_Exercise description:_
Read the lines below and count those that have the word "structured". Respond with the number only.

#### Excerpted records

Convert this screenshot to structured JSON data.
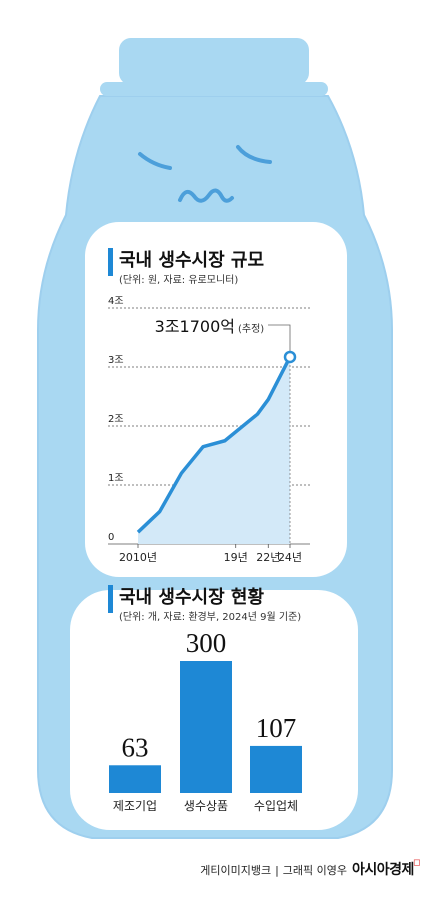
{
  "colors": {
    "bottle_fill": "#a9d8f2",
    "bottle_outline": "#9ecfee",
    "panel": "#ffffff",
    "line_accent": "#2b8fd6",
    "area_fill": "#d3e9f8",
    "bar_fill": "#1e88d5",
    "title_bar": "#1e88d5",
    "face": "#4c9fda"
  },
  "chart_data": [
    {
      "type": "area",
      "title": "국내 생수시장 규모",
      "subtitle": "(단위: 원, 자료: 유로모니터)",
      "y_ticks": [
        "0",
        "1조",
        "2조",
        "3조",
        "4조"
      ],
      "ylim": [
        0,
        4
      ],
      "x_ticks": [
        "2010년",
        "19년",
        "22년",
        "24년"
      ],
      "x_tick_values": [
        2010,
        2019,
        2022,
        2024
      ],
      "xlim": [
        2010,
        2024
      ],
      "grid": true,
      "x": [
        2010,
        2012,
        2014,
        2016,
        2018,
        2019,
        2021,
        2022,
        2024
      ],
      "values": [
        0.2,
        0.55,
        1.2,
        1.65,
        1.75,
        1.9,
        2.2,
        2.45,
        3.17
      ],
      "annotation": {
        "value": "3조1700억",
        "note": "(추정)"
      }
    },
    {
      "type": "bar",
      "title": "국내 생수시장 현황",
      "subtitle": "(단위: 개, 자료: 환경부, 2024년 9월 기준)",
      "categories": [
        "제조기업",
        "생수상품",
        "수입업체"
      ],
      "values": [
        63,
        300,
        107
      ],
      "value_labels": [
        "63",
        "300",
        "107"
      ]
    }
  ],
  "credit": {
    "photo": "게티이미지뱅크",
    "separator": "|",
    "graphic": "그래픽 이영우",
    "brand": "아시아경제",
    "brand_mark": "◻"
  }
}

########
#### Excerpted records

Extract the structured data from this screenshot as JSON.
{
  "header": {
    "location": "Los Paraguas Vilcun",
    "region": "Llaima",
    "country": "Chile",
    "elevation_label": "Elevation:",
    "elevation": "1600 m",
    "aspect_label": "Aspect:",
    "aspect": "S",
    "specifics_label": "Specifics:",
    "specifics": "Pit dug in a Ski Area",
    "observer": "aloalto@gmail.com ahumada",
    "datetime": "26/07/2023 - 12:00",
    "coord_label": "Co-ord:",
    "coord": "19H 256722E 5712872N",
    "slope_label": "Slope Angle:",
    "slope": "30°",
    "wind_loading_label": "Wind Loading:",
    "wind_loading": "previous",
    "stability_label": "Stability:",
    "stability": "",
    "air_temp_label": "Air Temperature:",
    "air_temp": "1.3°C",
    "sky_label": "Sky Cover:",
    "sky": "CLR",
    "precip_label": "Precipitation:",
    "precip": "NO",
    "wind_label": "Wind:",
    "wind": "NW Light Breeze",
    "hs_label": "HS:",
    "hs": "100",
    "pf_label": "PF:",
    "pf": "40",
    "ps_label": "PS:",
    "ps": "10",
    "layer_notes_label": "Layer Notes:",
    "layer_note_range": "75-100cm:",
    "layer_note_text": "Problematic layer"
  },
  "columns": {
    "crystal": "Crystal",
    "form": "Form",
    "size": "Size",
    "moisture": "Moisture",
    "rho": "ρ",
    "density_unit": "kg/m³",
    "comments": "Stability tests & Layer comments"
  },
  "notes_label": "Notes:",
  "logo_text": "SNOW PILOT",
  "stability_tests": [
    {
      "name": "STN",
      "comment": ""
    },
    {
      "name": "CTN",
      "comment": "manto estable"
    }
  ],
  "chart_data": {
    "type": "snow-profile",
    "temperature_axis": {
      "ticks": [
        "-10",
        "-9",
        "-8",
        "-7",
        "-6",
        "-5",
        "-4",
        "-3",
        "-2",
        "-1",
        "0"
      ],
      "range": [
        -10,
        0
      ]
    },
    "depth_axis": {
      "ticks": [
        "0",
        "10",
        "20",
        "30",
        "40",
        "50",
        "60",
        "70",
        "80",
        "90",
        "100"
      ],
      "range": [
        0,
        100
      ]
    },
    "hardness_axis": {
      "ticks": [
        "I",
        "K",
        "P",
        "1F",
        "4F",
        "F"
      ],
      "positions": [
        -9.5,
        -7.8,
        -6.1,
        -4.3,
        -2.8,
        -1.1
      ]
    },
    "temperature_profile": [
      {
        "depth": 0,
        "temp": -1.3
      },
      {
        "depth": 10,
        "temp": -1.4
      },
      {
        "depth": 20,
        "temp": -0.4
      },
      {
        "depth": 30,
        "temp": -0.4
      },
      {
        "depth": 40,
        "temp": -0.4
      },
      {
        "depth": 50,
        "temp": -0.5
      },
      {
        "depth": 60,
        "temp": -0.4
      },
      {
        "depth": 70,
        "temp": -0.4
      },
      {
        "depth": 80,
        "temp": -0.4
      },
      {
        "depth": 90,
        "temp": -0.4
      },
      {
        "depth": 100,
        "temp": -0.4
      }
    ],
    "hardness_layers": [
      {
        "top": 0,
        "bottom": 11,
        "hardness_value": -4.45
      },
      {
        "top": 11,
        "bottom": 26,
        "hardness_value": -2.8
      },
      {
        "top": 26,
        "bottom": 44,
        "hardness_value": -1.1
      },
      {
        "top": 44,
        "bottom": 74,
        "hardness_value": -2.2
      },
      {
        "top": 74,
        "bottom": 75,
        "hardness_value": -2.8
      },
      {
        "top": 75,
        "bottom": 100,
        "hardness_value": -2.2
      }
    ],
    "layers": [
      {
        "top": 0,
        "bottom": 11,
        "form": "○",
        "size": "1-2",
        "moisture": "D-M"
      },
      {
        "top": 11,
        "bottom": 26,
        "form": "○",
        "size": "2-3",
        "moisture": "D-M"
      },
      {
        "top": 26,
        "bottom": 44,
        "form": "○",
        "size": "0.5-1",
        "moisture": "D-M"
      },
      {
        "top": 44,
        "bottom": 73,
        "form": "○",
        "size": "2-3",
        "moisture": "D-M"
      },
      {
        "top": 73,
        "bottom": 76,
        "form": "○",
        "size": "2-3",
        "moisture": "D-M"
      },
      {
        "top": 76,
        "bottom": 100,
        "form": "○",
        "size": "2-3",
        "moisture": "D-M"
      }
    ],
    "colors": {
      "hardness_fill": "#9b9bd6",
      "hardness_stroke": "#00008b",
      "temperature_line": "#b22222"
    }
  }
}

########

_Written answer:_
2